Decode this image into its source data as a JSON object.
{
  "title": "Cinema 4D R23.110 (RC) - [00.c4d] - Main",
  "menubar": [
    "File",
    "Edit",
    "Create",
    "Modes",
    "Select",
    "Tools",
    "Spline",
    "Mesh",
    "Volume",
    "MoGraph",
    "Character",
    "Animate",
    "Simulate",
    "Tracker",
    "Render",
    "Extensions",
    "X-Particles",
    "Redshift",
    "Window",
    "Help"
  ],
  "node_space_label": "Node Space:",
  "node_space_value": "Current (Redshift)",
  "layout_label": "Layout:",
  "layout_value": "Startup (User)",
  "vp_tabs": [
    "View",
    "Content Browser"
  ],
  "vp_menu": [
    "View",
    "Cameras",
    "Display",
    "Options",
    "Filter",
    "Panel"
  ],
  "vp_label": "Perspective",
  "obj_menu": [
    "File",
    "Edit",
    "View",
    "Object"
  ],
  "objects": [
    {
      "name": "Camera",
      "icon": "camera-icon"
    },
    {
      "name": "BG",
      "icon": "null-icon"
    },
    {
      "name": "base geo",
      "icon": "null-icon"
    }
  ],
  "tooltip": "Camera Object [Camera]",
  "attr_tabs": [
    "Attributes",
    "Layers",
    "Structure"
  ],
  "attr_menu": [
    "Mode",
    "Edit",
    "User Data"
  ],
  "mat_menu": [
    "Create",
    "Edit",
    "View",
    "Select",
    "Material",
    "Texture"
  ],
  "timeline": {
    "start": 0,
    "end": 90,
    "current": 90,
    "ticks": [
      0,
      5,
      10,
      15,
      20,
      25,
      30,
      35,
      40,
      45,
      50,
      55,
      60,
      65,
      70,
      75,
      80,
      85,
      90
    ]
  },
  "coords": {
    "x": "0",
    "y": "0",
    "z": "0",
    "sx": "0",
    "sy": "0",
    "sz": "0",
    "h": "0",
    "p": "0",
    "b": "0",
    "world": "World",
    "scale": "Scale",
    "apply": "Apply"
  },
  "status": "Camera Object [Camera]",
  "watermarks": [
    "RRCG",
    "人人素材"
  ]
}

■ ■ ■

Directive >> Extract, from the material above, each line holding the word "User".

Final result >>
  "layout_value": "Startup (User)",
    "User Data"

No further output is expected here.